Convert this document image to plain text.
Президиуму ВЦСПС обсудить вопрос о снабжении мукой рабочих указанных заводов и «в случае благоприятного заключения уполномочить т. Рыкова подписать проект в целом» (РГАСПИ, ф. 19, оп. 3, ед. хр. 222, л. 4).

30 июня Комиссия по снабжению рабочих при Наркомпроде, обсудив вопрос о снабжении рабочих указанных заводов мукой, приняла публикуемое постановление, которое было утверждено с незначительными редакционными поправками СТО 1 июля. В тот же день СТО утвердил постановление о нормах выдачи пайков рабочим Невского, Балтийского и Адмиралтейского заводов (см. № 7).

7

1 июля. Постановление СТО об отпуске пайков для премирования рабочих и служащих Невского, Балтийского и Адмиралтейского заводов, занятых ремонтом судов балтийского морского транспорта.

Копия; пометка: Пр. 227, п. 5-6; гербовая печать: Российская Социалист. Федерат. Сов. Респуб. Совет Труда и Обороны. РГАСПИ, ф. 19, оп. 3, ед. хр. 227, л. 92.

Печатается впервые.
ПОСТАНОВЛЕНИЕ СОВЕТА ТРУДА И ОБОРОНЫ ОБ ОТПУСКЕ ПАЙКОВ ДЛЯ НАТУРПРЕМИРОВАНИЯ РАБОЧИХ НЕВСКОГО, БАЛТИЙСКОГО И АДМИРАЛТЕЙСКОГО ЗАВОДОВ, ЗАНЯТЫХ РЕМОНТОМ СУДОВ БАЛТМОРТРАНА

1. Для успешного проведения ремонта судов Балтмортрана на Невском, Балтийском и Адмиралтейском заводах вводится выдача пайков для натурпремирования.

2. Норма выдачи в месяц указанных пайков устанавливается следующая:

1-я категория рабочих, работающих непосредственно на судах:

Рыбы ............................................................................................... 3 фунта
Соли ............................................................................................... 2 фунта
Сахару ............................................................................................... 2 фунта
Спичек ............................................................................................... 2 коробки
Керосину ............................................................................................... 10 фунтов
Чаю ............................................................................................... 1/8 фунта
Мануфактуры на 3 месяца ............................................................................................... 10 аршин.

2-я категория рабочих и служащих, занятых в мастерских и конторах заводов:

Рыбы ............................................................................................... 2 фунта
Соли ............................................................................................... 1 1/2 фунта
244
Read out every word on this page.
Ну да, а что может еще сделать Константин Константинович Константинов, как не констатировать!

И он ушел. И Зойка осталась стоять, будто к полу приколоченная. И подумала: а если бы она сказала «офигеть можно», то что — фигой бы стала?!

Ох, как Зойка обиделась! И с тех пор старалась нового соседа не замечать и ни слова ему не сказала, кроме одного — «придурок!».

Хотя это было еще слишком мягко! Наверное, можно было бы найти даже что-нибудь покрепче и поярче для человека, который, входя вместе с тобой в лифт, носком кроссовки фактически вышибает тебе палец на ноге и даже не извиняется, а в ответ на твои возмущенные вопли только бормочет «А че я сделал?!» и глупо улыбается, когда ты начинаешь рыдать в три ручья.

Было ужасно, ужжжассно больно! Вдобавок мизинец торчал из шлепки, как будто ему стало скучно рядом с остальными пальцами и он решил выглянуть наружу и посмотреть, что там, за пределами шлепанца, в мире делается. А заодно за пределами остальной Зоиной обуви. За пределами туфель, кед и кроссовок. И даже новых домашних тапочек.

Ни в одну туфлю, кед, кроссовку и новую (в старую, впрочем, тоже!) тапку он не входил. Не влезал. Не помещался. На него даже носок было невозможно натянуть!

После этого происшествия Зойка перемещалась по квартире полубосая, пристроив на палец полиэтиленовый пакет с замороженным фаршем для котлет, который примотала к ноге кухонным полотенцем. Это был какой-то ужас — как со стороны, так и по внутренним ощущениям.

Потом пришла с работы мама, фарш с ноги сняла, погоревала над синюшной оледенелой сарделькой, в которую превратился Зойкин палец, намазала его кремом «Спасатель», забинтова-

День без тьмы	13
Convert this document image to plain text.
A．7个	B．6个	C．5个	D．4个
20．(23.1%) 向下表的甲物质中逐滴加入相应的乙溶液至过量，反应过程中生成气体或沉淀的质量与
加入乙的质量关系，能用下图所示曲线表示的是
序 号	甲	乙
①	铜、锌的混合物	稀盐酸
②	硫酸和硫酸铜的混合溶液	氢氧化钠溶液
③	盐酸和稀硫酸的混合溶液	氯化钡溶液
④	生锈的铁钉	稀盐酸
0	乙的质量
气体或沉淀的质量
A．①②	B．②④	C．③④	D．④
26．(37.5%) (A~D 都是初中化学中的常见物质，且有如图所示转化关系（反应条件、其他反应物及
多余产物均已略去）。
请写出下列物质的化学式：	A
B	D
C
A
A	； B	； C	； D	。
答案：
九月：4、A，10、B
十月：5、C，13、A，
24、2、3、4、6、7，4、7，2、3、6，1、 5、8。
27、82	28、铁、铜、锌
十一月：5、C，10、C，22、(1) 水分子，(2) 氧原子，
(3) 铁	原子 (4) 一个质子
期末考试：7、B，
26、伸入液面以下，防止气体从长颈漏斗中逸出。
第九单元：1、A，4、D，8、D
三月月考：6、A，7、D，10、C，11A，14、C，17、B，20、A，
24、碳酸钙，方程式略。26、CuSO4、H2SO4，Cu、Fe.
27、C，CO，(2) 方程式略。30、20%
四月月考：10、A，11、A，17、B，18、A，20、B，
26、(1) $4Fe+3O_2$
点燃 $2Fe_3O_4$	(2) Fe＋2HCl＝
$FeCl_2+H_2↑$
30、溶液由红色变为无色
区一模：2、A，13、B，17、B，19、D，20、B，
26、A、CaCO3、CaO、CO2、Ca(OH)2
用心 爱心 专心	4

Directions for this task: Look through the data and show every line containing "служащих".

Response to the task:
1 июля. Постановление СТО об отпуске пайков для премирования рабочих и служащих Невского, Балтийского и Адмиралтейского заводов, занятых ремонтом судов балтийского морского транспорта.
2-я категория рабочих и служащих, занятых в мастерских и конторах заводов:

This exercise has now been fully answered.